| Problem to solve |
Listed below are entries; give the number of lines among them that include "from", and only that number.

| Material supplied |
****

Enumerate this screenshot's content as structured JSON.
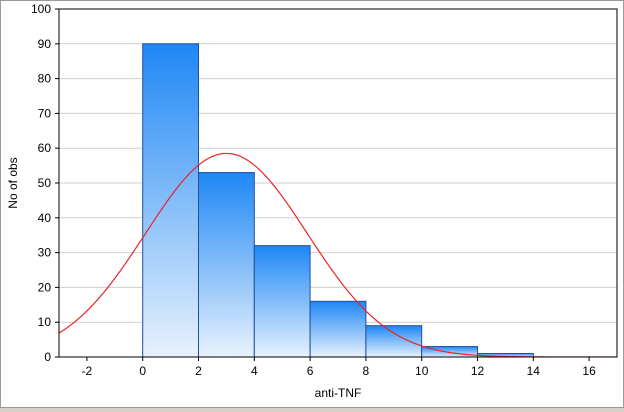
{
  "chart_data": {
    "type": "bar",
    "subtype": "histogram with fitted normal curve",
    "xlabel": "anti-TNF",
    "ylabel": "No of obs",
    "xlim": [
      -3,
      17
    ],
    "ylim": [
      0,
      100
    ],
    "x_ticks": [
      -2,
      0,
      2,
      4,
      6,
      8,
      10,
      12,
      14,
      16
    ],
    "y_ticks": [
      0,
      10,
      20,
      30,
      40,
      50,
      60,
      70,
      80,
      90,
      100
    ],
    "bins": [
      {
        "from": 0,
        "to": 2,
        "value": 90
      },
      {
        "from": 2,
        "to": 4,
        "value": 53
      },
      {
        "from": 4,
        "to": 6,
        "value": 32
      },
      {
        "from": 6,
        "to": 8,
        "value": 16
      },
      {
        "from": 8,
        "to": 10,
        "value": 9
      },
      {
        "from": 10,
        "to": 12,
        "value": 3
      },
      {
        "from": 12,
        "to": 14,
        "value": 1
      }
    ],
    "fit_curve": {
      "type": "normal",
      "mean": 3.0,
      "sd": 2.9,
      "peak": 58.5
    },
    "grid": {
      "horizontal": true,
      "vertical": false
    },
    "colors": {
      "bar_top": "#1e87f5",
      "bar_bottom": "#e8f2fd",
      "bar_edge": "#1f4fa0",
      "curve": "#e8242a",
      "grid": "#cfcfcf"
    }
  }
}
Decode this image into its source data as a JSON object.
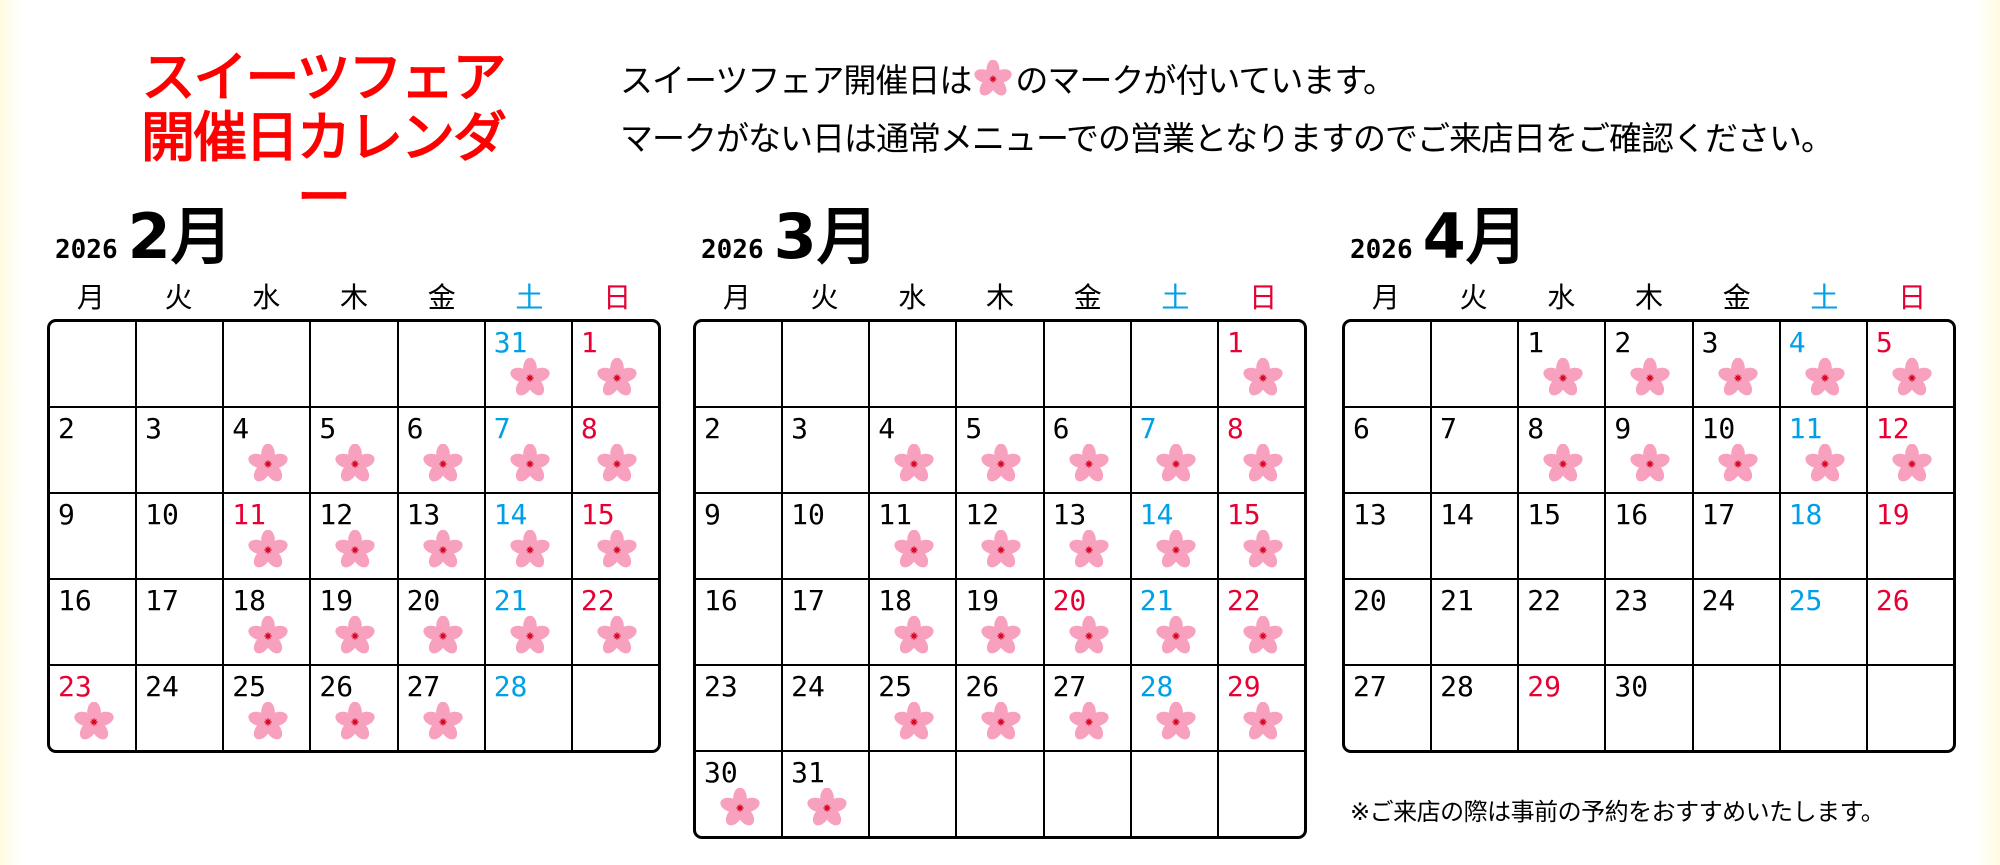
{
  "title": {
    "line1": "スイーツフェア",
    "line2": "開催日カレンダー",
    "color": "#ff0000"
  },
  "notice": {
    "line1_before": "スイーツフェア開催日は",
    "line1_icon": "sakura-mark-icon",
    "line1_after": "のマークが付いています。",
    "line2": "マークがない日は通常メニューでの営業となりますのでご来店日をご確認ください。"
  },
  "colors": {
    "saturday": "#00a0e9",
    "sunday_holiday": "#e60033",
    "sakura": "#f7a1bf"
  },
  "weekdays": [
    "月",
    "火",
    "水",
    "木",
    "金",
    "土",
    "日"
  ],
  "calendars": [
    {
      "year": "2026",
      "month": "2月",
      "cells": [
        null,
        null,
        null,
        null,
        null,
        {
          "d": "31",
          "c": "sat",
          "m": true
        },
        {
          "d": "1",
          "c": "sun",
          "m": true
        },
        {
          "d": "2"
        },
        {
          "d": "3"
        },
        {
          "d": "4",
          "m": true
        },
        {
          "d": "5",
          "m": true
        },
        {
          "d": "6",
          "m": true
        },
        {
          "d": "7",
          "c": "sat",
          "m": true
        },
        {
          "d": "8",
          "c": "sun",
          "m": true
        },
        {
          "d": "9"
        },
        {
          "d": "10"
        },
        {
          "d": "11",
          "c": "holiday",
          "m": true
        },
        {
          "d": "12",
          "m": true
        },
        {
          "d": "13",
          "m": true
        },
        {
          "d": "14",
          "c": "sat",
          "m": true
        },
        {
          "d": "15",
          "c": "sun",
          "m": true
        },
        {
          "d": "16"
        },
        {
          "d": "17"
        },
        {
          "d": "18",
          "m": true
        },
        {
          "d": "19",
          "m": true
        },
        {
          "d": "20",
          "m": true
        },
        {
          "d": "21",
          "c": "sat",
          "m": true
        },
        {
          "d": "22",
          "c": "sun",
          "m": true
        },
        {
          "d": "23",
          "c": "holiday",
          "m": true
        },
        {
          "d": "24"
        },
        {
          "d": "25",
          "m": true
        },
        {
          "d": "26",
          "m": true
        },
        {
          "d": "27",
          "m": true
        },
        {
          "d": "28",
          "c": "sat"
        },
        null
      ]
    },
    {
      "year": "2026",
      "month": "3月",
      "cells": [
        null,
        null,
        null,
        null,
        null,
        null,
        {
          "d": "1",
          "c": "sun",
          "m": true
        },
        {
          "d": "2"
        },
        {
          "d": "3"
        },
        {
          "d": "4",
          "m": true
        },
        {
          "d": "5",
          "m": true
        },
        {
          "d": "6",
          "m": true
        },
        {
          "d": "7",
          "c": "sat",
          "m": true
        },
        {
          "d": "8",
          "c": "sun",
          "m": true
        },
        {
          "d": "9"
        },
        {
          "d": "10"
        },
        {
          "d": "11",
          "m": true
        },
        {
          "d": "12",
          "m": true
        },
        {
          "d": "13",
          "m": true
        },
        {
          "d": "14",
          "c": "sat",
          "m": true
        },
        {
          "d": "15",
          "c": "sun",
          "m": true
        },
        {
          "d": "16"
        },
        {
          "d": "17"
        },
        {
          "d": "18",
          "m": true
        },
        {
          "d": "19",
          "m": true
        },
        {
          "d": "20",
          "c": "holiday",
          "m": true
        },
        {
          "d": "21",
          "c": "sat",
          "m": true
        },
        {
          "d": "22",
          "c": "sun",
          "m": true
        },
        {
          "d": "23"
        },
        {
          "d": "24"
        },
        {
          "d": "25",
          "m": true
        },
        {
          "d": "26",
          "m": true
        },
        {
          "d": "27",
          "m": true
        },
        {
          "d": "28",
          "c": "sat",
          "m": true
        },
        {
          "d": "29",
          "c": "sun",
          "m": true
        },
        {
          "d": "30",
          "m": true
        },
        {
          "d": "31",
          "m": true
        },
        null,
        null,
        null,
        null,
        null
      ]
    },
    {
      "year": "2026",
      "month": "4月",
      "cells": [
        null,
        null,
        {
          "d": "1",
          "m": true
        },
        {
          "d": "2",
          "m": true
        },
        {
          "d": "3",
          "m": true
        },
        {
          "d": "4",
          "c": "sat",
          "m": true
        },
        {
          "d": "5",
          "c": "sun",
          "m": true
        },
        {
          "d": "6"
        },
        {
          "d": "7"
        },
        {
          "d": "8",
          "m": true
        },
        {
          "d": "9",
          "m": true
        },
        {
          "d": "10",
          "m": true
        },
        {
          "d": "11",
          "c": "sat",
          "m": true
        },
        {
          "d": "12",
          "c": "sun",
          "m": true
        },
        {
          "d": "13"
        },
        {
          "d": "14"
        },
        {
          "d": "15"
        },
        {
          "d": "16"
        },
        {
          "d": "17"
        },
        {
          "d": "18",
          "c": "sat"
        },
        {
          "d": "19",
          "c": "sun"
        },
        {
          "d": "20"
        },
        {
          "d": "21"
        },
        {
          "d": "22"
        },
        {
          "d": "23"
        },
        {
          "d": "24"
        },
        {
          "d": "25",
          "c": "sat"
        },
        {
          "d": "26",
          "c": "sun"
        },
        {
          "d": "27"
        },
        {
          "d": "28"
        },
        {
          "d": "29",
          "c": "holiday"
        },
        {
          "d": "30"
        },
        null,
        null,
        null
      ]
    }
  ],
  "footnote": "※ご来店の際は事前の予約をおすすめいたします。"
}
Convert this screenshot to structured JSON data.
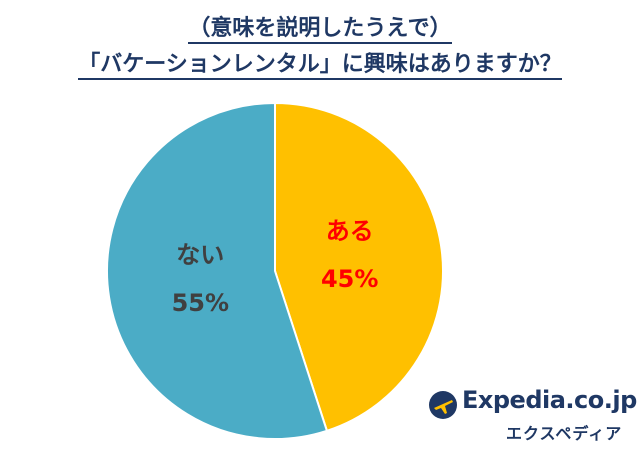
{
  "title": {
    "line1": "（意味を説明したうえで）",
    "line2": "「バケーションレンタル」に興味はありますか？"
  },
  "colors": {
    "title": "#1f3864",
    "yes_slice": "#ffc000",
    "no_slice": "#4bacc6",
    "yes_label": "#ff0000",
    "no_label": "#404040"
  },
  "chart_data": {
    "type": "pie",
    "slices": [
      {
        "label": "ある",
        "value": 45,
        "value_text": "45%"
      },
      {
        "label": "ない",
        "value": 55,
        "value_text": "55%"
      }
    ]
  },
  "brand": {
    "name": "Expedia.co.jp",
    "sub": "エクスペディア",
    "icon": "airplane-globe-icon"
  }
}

****

| Answer for the task |
7